## Stated problem:
Copy out, from the entries below, each line holding the string "this".

Stored items from a collection:
--- Begin ---

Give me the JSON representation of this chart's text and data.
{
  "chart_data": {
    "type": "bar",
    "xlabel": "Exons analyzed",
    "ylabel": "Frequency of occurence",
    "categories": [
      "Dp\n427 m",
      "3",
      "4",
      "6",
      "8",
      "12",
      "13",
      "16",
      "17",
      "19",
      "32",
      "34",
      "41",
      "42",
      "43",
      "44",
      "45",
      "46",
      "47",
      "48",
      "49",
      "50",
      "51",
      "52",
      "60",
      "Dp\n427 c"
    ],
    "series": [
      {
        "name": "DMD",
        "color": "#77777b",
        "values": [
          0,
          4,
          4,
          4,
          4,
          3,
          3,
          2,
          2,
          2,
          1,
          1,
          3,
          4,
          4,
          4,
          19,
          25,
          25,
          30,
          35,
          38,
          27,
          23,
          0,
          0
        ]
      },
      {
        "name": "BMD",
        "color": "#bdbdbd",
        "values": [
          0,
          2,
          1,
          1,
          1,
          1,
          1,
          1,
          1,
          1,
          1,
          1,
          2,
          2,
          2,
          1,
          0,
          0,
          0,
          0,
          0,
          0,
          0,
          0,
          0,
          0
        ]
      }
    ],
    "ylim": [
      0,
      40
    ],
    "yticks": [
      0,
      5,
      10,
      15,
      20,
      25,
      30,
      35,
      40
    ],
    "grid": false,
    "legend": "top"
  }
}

--- End ---
--- Begin ---

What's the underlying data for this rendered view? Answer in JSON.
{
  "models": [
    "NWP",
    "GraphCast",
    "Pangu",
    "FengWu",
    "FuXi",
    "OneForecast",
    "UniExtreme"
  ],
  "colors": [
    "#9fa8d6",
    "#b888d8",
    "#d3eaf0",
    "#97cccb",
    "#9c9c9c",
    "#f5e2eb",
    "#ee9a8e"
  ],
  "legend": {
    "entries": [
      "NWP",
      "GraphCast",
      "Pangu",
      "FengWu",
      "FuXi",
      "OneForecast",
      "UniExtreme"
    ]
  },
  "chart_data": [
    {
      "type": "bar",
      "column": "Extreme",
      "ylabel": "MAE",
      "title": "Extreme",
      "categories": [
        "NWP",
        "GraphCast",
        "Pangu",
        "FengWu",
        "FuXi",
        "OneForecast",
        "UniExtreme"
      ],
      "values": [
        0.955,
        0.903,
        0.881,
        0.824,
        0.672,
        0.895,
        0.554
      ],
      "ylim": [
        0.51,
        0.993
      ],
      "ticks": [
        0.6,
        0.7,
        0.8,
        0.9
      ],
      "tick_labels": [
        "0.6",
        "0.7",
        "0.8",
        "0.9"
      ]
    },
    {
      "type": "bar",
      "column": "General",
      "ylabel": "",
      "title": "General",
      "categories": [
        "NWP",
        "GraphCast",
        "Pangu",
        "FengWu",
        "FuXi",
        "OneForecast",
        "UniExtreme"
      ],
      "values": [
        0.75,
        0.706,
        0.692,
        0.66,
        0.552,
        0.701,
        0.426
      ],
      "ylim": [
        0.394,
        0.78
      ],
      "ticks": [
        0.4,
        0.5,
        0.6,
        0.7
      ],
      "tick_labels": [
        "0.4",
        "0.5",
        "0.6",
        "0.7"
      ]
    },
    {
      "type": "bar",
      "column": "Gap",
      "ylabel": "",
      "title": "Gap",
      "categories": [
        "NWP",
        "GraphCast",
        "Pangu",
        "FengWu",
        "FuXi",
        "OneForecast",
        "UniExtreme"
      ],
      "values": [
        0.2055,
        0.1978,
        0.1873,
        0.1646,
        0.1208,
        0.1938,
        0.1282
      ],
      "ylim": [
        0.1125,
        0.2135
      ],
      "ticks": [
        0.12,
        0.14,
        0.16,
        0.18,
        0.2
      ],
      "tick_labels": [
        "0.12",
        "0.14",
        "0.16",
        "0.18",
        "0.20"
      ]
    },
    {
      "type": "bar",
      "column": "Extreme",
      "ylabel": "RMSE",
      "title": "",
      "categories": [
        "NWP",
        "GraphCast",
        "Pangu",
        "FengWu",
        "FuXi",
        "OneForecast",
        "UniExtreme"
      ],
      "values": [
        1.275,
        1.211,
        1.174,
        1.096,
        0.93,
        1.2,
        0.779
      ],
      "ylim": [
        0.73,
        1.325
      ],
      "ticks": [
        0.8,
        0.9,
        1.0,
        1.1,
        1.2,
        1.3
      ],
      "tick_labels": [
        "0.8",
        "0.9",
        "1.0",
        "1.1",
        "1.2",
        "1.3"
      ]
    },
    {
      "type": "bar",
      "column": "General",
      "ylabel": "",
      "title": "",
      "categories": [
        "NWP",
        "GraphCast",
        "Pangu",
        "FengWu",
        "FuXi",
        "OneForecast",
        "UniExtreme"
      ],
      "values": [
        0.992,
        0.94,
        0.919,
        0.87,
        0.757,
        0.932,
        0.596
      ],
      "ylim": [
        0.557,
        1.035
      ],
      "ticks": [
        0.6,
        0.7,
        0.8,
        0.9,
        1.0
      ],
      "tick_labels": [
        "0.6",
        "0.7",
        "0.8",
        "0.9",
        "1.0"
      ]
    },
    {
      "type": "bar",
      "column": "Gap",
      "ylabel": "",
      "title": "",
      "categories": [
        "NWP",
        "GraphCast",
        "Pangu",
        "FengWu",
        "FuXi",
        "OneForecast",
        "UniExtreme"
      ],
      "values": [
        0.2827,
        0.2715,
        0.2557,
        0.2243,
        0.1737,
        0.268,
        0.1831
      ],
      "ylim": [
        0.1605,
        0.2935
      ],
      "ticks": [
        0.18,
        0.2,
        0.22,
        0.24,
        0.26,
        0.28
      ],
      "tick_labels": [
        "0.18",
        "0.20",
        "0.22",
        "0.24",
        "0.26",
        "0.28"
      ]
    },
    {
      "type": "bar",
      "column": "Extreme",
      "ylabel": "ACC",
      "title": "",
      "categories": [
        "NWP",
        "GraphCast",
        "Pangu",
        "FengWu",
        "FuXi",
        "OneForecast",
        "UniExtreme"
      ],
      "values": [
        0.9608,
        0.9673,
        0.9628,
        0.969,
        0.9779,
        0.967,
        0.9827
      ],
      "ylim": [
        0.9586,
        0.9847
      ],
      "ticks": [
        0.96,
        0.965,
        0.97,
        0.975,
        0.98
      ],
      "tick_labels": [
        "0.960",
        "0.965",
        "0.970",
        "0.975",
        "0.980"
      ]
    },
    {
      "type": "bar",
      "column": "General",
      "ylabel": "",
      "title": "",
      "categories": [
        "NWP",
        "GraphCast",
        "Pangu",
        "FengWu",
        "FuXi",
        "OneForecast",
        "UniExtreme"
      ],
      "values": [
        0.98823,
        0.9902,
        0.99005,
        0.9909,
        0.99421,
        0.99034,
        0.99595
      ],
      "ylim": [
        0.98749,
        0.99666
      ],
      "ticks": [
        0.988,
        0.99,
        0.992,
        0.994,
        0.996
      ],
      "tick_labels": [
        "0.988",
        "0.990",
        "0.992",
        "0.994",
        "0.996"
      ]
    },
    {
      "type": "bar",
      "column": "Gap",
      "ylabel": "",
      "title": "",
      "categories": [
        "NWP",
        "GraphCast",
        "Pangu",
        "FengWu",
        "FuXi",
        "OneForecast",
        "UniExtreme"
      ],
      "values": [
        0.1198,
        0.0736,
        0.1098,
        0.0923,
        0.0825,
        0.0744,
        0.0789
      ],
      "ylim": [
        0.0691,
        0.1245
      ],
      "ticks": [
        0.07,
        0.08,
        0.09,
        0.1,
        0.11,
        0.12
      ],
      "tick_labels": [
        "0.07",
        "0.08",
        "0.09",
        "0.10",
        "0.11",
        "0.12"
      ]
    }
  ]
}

--- End ---

## Answer for the task:
Give me the JSON representation of this chart's text and data.
What's the underlying data for this rendered view? Answer in JSON.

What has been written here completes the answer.